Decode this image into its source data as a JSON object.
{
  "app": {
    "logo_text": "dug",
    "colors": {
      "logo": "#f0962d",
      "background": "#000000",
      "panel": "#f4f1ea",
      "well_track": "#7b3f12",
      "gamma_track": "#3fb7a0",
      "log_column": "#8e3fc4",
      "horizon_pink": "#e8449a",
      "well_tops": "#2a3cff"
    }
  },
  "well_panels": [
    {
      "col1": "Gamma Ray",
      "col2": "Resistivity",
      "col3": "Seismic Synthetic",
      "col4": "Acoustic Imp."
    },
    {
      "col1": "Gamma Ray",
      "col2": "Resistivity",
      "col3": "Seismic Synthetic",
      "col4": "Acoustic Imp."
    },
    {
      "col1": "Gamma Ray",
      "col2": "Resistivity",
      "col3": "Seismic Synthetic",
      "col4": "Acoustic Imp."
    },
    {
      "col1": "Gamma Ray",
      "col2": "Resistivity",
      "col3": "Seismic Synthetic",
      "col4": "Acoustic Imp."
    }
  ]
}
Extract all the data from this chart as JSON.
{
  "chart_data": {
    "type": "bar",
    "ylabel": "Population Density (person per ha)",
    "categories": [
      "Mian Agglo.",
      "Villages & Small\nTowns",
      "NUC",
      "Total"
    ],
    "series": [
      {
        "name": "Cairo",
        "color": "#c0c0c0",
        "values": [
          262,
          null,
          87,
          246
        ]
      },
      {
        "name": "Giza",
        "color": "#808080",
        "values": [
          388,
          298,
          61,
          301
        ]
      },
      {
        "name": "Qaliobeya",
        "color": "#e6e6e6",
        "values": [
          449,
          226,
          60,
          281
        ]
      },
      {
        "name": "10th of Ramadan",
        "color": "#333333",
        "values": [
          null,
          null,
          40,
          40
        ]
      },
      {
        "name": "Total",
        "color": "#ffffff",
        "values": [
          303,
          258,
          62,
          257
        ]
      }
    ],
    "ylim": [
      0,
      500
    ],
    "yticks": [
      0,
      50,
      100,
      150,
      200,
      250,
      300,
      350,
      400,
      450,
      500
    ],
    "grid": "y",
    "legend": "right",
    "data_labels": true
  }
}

# THE PROBLEM
Find all lines holding the string "this" and copy them.

# COMPLETED EXERCISE
Decode this image into its source data as a JSON object.
Extract all the data from this chart as JSON.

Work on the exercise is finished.